Given exercise a
In the passage on program synthesis, what limits how good the output of a synthesis machine can be?

Text block
···

To many people, program synthesis is the most exciting application area for AD in economic terms. The idea of presenting human-understandable task specifications to a computer system and receiving in return a program that is known to meet the specifications submitted is hard to fully appreciate, in terms of both the intellectual accomplishment represented and the economic impact such capability would have. Once achieved--and full realization of this dream is surely well in the future--all investment in AD will be repaid many times over. We note that this task is not isolated from other AD tasks, for work such as verification research moves forward the technology that program synthesis will (and does) exploit.

The output of a synthesis machine is no better than the quality of the specifications that are entered. Our earlier anecdote about the German network software makes clear the problem of assuring the correctness of specifications. Since developing specifications is formalizing the informal, there can be no formal proof of correctness issue here. One aspect to address is the design issue; human error will be minimized if the specification language is tailored to the task domain, particularly at the level of concept representation (``granularity''). The other major issue to address is tests of representation quality. Consistency of the specifications is one concern; this clearly uses AD technology. Another concern is semantic checks, meaning items from type checking to operational semantics for some constructs of the specification language. This research is under way, as examples cited earlier illustrate.

···

Materials provided
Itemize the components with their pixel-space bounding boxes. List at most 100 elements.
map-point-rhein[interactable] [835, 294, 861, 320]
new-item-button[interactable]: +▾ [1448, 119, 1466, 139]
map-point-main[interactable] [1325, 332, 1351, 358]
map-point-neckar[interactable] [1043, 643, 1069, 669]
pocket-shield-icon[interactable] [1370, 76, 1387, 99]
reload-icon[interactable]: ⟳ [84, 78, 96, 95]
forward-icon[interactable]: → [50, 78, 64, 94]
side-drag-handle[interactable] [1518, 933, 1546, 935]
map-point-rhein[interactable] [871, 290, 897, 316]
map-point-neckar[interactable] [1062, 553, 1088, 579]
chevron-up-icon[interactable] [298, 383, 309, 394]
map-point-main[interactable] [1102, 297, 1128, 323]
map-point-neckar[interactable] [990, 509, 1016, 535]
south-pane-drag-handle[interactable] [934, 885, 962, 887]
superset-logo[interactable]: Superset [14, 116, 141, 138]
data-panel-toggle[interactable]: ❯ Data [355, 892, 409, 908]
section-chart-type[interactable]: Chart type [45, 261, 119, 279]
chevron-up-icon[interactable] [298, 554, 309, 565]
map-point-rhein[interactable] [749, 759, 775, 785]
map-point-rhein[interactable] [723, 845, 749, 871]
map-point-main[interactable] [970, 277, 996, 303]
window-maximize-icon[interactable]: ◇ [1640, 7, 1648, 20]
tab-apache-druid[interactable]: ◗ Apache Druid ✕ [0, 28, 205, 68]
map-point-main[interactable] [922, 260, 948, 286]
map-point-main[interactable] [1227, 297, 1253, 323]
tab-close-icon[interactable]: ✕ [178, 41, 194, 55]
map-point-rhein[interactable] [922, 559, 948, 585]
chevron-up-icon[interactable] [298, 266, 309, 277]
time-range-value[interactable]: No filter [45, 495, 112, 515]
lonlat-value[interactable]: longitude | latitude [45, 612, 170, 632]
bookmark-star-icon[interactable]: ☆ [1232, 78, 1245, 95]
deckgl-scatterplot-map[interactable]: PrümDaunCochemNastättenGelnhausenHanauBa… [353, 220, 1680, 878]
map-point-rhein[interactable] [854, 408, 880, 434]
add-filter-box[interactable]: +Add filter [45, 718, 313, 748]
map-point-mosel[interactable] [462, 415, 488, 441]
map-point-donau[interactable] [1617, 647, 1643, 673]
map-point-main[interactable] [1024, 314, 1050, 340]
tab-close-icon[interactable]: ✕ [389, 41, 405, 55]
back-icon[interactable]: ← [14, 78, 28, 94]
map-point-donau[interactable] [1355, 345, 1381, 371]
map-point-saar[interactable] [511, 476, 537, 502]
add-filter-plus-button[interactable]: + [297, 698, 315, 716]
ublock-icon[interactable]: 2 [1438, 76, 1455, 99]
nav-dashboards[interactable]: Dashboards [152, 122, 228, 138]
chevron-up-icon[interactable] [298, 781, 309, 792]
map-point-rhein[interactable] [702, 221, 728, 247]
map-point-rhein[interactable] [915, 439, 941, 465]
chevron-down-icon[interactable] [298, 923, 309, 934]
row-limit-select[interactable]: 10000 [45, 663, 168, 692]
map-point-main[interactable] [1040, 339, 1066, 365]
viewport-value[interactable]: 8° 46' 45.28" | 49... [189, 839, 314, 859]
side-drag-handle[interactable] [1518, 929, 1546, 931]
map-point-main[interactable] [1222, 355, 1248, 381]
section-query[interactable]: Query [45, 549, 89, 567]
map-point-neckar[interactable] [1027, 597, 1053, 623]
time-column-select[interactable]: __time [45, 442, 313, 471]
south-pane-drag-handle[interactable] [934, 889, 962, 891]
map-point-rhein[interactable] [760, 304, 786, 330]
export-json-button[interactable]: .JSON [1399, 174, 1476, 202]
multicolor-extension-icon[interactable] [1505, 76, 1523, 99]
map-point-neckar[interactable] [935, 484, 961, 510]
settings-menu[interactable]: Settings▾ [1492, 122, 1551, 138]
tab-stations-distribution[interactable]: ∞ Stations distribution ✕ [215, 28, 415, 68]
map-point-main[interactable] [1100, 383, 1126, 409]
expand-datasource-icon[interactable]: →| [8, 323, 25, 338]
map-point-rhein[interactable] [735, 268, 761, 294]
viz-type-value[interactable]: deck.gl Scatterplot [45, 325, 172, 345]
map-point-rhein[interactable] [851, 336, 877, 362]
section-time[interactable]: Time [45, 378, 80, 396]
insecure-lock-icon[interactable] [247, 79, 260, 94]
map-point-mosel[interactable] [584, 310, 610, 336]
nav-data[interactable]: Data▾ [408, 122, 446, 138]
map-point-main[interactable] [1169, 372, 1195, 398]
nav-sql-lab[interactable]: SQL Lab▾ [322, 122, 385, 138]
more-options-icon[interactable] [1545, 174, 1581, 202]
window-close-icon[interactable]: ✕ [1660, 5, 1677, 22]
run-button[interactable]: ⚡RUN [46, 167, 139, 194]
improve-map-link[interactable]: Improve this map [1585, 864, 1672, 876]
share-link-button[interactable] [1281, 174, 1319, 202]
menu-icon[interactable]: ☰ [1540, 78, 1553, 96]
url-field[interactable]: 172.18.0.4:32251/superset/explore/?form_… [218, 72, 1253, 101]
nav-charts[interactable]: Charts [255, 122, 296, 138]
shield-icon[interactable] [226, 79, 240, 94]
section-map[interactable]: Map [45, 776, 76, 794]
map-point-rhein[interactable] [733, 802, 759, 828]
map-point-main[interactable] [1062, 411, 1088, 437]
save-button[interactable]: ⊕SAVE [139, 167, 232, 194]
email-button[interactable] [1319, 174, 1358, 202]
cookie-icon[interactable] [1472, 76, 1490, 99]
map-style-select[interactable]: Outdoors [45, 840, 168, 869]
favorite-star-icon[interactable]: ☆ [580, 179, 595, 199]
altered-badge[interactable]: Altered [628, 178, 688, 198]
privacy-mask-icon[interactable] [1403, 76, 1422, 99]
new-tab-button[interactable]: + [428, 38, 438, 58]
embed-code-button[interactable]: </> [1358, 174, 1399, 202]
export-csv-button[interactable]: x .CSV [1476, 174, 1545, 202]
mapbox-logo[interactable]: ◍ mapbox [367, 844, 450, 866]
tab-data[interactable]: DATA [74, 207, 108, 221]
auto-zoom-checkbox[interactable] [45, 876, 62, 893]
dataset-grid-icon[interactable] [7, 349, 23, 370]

···

Given exercise b
Express the records as a JSON list of strings, one string per line and with blank lines left out, from the first line of the records up to and including the line with "map-point-neckar[interactable] [1043, 643, 1069, 669]".

Task answer a
It can be no better than the quality of the specifications that are entered.

Task answer b
[
  "Itemize the components with their pixel-space bounding boxes. List at most 100 elements.",
  "map-point-rhein[interactable] [835, 294, 861, 320]",
  "new-item-button[interactable]: +▾ [1448, 119, 1466, 139]",
  "map-point-main[interactable] [1325, 332, 1351, 358]",
  "map-point-neckar[interactable] [1043, 643, 1069, 669]"
]